• [Task instructions] Write out every line of the material exactly as it appears.

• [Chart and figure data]
•••

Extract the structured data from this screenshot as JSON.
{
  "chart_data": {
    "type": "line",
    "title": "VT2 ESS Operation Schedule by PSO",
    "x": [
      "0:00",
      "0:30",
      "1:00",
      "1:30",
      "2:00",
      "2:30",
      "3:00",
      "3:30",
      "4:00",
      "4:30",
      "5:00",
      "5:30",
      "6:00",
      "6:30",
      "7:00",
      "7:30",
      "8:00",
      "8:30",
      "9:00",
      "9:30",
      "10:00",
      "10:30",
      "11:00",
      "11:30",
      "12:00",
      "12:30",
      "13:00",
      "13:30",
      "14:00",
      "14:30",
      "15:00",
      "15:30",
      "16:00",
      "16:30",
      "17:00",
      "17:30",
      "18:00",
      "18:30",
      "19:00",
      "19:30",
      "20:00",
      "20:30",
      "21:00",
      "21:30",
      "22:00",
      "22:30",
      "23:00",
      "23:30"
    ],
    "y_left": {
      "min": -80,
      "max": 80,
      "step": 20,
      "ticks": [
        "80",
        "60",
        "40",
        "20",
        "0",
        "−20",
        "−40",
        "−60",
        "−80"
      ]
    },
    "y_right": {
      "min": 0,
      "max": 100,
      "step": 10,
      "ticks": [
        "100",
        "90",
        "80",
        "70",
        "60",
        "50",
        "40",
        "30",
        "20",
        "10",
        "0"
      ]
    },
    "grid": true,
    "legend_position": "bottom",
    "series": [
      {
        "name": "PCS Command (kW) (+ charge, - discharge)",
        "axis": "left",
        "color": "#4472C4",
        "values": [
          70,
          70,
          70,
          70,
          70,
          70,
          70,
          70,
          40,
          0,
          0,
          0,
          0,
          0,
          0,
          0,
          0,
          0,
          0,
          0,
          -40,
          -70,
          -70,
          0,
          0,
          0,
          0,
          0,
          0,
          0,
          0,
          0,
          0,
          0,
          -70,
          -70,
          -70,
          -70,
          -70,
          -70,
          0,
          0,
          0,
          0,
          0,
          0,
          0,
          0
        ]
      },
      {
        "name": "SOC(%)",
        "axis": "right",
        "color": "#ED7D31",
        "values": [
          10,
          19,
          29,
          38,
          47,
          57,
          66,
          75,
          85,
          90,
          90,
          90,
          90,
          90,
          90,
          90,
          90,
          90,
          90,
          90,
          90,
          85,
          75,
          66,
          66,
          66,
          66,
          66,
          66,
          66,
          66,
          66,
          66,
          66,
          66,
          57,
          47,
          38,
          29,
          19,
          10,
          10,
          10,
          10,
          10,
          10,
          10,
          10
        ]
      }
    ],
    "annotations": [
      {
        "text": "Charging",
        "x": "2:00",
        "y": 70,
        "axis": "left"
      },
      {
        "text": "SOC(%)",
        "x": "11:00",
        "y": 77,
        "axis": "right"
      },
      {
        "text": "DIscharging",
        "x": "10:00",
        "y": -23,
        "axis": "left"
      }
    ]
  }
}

•••

• [Exercise output]
Extract the structured data from this screenshot as JSON.
{
  "chart_data": {
    "type": "line",
    "title": "VT2 ESS Operation Schedule by PSO",
    "x": [
      "0:00",
      "0:30",
      "1:00",
      "1:30",
      "2:00",
      "2:30",
      "3:00",
      "3:30",
      "4:00",
      "4:30",
      "5:00",
      "5:30",
      "6:00",
      "6:30",
      "7:00",
      "7:30",
      "8:00",
      "8:30",
      "9:00",
      "9:30",
      "10:00",
      "10:30",
      "11:00",
      "11:30",
      "12:00",
      "12:30",
      "13:00",
      "13:30",
      "14:00",
      "14:30",
      "15:00",
      "15:30",
      "16:00",
      "16:30",
      "17:00",
      "17:30",
      "18:00",
      "18:30",
      "19:00",
      "19:30",
      "20:00",
      "20:30",
      "21:00",
      "21:30",
      "22:00",
      "22:30",
      "23:00",
      "23:30"
    ],
    "y_left": {
      "min": -80,
      "max": 80,
      "step": 20,
      "ticks": [
        "80",
        "60",
        "40",
        "20",
        "0",
        "−20",
        "−40",
        "−60",
        "−80"
      ]
    },
    "y_right": {
      "min": 0,
      "max": 100,
      "step": 10,
      "ticks": [
        "100",
        "90",
        "80",
        "70",
        "60",
        "50",
        "40",
        "30",
        "20",
        "10",
        "0"
      ]
    },
    "grid": true,
    "legend_position": "bottom",
    "series": [
      {
        "name": "PCS Command (kW) (+ charge, - discharge)",
        "axis": "left",
        "color": "#4472C4",
        "values": [
          70,
          70,
          70,
          70,
          70,
          70,
          70,
          70,
          40,
          0,
          0,
          0,
          0,
          0,
          0,
          0,
          0,
          0,
          0,
          0,
          -40,
          -70,
          -70,
          0,
          0,
          0,
          0,
          0,
          0,
          0,
          0,
          0,
          0,
          0,
          -70,
          -70,
          -70,
          -70,
          -70,
          -70,
          0,
          0,
          0,
          0,
          0,
          0,
          0,
          0
        ]
      },
      {
        "name": "SOC(%)",
        "axis": "right",
        "color": "#ED7D31",
        "values": [
          10,
          19,
          29,
          38,
          47,
          57,
          66,
          75,
          85,
          90,
          90,
          90,
          90,
          90,
          90,
          90,
          90,
          90,
          90,
          90,
          90,
          85,
          75,
          66,
          66,
          66,
          66,
          66,
          66,
          66,
          66,
          66,
          66,
          66,
          66,
          57,
          47,
          38,
          29,
          19,
          10,
          10,
          10,
          10,
          10,
          10,
          10,
          10
        ]
      }
    ],
    "annotations": [
      {
        "text": "Charging",
        "x": "2:00",
        "y": 70,
        "axis": "left"
      },
      {
        "text": "SOC(%)",
        "x": "11:00",
        "y": 77,
        "axis": "right"
      },
      {
        "text": "DIscharging",
        "x": "10:00",
        "y": -23,
        "axis": "left"
      }
    ]
  }
}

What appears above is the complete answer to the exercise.